Extract provided:

A grant also went to the family of a woman who died of cancer in March in Arizona. The 83-year-old woman was in Northridge the day of the quake and suffered broken ribs and a crushed spine. Because of the cancer, “she apparently wasn’t able to heal properly,” Brady said.

One grant was paid to the family of a truck driver who died April 3 of valley fever. Some health officials have said the quake may have churned up the fungus-laden dust that causes the respiratory illness.

But a local health official said the truck driver’s death was more likely caused by his frequent travel to the San Joaquin Valley, where valley fever is endemic.

Advertisement

“The doctor certified it was earthquake-related,” Brady said. “We’re not in a position . . . to refute a doctor’s statement.”

The government also paid the funeral expenses of a person who died of exposure after refusing out of fear to go inside after the quake. And it paid for the funeral of a person who died when his kidney dialysis machine failed during a blackout.

Most of the deaths occurred in the San Fernando Valley, but they were scattered throughout Los Angeles and Ventura counties.

A spokesman for the Los Angeles County coroner said that he was surprised at the number of funeral grants but that his office is in “no position to refute” a doctor’s finding that a death was quake-related.

“Who are we to say?” said spokesman Scott Carrier. “We’re not here to police the doctors.”

The Los Angeles County coroner counted 57 casualties from the quake--a figure also used as the official death toll by the state Office of Emergency Services.

The San Bernardino County coroner’s office reported one quake-related death--a woman who was “scared to death,” said a coroner’s official, but that death does not qualify for a funeral grant because the presidential disaster declaration is limited to Los Angeles, Orange and Ventura counties. No quake-related deaths were reported by coroners in Orange and Ventura counties.

Advertisement

One explanation for the difference between the official toll and the number of funeral grants given is that the coroner’s office does not investigate every death. The coroner is required to investigate deaths of people who had not seen a physician for 60 days or died as a result of trauma, such as being trapped in a collapsed building.

But deaths from natural causes, such as heart attacks, are not routinely subject to coroner’s review, and determination of whether the death was quake-related is left to the attending physician.

The Los Angeles County coroner’s list also does not include any deaths that occurred after Jan. 25. “We had no other cases reported to us,” Carrier said.

After Hurricane Andrew, Florida officials limited payouts to deaths that occurred within 48 hours of the hurricane. They issued a dozen funeral grants.

California has never placed a time limit on funeral grants for disaster-related deaths. State officials noted that a body was recovered from a collapsed freeway more than 48 hours after the Loma Prieta earthquake in 1989. The state issued 41 funeral grants in that quake, which claimed 63 lives.

Not all requests for funeral grants have been approved. One was denied to the family of a man who died on a golf course shortly after the Northridge earthquake. “The doctor wouldn’t certify it was earthquake-related because it was a pre-existing condition,” Brady said.

Advertisement

In addition, state officials said they received a number of requests for funeral aid to bury pets.

“At least we denied the request for the horse funeral and dog funeral,” said Scott Gregerson of the Department of Social Services.

Officials with the Federal Emergency Management Agency, which provides the bulk of the money for the funeral grants, said they were satisfied with the state’s administration of the funeral grant program.

FEMA officials said they leave it up to states to determine who qualifies for grants, although the agency later will review the payments.

Eligible expenses include funeral home costs, purchasing plots, transporting the body or ashes, death certificates, one spray of flowers and memorial markers. Ineligible are special clothing, transportation for family members and reception expenses.

A state official suggested that perhaps the state should refer its list to the coroner “to decide if they should revise the death toll.”

Information:
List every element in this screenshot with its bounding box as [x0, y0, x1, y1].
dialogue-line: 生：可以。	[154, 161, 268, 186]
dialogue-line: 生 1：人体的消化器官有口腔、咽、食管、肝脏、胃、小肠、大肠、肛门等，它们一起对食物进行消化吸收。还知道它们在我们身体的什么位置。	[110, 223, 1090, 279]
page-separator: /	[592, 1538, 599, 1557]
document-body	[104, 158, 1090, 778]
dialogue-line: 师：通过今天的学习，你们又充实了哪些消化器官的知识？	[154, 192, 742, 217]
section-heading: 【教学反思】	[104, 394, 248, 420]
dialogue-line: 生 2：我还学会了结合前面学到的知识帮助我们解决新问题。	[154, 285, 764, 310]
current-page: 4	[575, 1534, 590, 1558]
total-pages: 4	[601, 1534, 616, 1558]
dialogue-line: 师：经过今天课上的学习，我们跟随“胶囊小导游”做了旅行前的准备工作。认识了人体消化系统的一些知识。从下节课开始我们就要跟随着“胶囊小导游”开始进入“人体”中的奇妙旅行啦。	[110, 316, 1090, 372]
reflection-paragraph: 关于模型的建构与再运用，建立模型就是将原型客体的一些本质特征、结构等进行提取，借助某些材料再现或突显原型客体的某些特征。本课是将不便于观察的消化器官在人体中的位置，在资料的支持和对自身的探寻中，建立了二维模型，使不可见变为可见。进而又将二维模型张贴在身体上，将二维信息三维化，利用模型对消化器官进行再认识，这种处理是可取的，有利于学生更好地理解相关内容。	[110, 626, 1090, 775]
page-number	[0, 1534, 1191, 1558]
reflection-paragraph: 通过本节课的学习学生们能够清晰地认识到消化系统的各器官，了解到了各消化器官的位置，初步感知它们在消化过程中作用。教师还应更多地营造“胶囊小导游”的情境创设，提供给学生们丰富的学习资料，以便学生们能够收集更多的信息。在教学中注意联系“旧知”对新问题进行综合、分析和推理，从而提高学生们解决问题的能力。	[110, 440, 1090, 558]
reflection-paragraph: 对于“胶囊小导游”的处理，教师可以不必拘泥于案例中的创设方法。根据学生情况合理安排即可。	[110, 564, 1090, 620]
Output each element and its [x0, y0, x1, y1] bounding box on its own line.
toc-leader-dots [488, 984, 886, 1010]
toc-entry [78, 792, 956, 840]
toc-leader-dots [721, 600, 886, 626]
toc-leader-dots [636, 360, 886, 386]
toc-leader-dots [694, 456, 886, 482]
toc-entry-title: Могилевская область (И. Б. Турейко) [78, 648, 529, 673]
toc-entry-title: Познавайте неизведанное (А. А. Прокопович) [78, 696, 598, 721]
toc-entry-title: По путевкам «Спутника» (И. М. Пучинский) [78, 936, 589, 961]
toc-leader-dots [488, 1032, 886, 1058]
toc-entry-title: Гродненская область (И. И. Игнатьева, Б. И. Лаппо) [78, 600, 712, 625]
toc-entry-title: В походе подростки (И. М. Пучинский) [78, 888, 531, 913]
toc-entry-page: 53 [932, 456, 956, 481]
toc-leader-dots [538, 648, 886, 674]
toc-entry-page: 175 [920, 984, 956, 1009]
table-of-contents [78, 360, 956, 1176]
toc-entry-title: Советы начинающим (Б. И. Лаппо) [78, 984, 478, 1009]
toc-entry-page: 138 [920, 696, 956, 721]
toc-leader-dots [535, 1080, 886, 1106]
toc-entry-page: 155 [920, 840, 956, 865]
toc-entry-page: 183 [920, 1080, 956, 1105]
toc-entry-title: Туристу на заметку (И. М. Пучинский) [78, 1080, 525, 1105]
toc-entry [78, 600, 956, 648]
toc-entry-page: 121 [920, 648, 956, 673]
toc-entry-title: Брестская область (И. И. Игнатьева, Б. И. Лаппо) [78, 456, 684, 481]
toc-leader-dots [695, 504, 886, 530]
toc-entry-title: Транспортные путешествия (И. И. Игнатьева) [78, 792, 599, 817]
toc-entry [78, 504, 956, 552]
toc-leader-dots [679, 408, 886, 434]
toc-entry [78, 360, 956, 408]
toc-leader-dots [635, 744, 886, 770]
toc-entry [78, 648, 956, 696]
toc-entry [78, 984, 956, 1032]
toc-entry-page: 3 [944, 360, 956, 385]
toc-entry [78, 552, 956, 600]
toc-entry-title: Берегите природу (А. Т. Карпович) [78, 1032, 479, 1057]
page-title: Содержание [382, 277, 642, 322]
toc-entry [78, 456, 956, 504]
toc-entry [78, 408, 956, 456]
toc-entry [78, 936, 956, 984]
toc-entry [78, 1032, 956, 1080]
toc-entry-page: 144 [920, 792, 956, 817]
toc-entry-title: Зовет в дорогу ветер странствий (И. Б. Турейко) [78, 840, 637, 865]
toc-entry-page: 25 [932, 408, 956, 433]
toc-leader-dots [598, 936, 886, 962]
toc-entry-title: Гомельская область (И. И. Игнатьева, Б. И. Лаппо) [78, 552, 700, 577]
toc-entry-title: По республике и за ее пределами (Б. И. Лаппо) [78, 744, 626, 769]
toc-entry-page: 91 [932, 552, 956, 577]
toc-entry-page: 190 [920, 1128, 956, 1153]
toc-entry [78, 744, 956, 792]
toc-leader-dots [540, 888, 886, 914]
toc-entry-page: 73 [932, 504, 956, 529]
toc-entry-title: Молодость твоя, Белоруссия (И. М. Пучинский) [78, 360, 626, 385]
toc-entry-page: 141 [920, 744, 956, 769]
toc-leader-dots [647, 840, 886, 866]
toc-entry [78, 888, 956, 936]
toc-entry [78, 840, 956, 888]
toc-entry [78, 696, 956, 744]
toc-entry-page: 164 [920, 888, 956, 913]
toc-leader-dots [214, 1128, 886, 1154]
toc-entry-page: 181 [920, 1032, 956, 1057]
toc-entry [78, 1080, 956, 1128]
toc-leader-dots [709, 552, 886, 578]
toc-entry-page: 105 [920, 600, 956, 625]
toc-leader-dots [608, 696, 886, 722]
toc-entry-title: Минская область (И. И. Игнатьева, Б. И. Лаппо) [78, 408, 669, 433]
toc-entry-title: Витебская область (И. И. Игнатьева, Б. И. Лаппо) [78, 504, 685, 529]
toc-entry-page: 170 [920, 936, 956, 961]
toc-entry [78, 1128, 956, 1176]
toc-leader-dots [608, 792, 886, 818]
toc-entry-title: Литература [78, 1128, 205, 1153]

Task description:
In the text about funeral grants after the Northridge earthquake, how many casualties from the quake did the Los Angeles County coroner count?

Output below:
57